DATASET EXTRACT:
"""

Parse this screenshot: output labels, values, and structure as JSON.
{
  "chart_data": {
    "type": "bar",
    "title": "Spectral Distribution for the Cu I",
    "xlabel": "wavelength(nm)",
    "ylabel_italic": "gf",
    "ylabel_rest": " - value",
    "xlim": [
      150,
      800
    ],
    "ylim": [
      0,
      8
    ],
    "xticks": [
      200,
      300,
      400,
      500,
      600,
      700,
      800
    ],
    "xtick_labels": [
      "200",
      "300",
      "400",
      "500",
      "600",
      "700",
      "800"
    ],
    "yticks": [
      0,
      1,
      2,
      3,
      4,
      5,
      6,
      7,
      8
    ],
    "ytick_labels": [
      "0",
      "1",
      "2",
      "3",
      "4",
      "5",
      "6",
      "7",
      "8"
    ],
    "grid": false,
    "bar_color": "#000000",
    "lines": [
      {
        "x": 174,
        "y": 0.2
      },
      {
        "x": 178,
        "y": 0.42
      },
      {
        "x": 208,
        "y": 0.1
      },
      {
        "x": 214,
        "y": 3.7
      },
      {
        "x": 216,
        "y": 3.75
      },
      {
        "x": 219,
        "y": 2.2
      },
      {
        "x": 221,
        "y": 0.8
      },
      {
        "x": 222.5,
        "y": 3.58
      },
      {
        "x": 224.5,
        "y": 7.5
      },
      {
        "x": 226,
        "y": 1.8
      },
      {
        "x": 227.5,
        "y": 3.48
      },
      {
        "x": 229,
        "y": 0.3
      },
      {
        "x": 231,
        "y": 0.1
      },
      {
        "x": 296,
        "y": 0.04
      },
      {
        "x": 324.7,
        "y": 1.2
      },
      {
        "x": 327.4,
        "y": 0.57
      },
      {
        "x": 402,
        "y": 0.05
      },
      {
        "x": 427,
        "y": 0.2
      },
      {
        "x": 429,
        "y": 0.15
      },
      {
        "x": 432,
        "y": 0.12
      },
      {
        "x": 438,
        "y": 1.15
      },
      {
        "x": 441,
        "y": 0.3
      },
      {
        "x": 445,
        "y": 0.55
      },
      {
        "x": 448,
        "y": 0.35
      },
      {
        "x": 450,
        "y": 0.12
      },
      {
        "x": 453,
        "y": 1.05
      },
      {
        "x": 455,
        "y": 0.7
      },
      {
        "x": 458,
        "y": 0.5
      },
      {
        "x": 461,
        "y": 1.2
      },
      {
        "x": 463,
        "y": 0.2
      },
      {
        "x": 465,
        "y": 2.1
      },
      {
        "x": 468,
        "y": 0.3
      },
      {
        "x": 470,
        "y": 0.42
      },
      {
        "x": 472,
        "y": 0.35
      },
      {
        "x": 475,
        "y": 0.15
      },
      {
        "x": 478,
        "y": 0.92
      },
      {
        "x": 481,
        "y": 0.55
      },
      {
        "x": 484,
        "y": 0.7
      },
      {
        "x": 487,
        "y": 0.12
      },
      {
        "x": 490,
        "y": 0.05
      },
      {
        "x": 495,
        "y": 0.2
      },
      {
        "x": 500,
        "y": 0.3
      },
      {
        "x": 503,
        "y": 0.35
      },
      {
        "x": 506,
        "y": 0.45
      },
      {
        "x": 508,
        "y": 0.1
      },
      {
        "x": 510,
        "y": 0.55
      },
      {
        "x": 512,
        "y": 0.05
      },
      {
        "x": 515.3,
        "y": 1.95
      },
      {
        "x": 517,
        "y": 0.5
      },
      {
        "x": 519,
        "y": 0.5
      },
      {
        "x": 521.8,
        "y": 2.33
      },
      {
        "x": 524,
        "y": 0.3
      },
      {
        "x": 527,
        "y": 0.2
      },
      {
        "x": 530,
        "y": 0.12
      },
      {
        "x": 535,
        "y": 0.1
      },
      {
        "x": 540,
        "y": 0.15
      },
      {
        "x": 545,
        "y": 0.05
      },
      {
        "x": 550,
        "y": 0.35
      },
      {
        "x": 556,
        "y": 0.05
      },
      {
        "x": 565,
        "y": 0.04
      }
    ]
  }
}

"""

YOUR OBJECTIVE: Extract all of the material exactly as it is written.

ANSWER TO THIS EXERCISE:
Parse this screenshot: output labels, values, and structure as JSON.
{
  "chart_data": {
    "type": "bar",
    "title": "Spectral Distribution for the Cu I",
    "xlabel": "wavelength(nm)",
    "ylabel_italic": "gf",
    "ylabel_rest": " - value",
    "xlim": [
      150,
      800
    ],
    "ylim": [
      0,
      8
    ],
    "xticks": [
      200,
      300,
      400,
      500,
      600,
      700,
      800
    ],
    "xtick_labels": [
      "200",
      "300",
      "400",
      "500",
      "600",
      "700",
      "800"
    ],
    "yticks": [
      0,
      1,
      2,
      3,
      4,
      5,
      6,
      7,
      8
    ],
    "ytick_labels": [
      "0",
      "1",
      "2",
      "3",
      "4",
      "5",
      "6",
      "7",
      "8"
    ],
    "grid": false,
    "bar_color": "#000000",
    "lines": [
      {
        "x": 174,
        "y": 0.2
      },
      {
        "x": 178,
        "y": 0.42
      },
      {
        "x": 208,
        "y": 0.1
      },
      {
        "x": 214,
        "y": 3.7
      },
      {
        "x": 216,
        "y": 3.75
      },
      {
        "x": 219,
        "y": 2.2
      },
      {
        "x": 221,
        "y": 0.8
      },
      {
        "x": 222.5,
        "y": 3.58
      },
      {
        "x": 224.5,
        "y": 7.5
      },
      {
        "x": 226,
        "y": 1.8
      },
      {
        "x": 227.5,
        "y": 3.48
      },
      {
        "x": 229,
        "y": 0.3
      },
      {
        "x": 231,
        "y": 0.1
      },
      {
        "x": 296,
        "y": 0.04
      },
      {
        "x": 324.7,
        "y": 1.2
      },
      {
        "x": 327.4,
        "y": 0.57
      },
      {
        "x": 402,
        "y": 0.05
      },
      {
        "x": 427,
        "y": 0.2
      },
      {
        "x": 429,
        "y": 0.15
      },
      {
        "x": 432,
        "y": 0.12
      },
      {
        "x": 438,
        "y": 1.15
      },
      {
        "x": 441,
        "y": 0.3
      },
      {
        "x": 445,
        "y": 0.55
      },
      {
        "x": 448,
        "y": 0.35
      },
      {
        "x": 450,
        "y": 0.12
      },
      {
        "x": 453,
        "y": 1.05
      },
      {
        "x": 455,
        "y": 0.7
      },
      {
        "x": 458,
        "y": 0.5
      },
      {
        "x": 461,
        "y": 1.2
      },
      {
        "x": 463,
        "y": 0.2
      },
      {
        "x": 465,
        "y": 2.1
      },
      {
        "x": 468,
        "y": 0.3
      },
      {
        "x": 470,
        "y": 0.42
      },
      {
        "x": 472,
        "y": 0.35
      },
      {
        "x": 475,
        "y": 0.15
      },
      {
        "x": 478,
        "y": 0.92
      },
      {
        "x": 481,
        "y": 0.55
      },
      {
        "x": 484,
        "y": 0.7
      },
      {
        "x": 487,
        "y": 0.12
      },
      {
        "x": 490,
        "y": 0.05
      },
      {
        "x": 495,
        "y": 0.2
      },
      {
        "x": 500,
        "y": 0.3
      },
      {
        "x": 503,
        "y": 0.35
      },
      {
        "x": 506,
        "y": 0.45
      },
      {
        "x": 508,
        "y": 0.1
      },
      {
        "x": 510,
        "y": 0.55
      },
      {
        "x": 512,
        "y": 0.05
      },
      {
        "x": 515.3,
        "y": 1.95
      },
      {
        "x": 517,
        "y": 0.5
      },
      {
        "x": 519,
        "y": 0.5
      },
      {
        "x": 521.8,
        "y": 2.33
      },
      {
        "x": 524,
        "y": 0.3
      },
      {
        "x": 527,
        "y": 0.2
      },
      {
        "x": 530,
        "y": 0.12
      },
      {
        "x": 535,
        "y": 0.1
      },
      {
        "x": 540,
        "y": 0.15
      },
      {
        "x": 545,
        "y": 0.05
      },
      {
        "x": 550,
        "y": 0.35
      },
      {
        "x": 556,
        "y": 0.05
      },
      {
        "x": 565,
        "y": 0.04
      }
    ]
  }
}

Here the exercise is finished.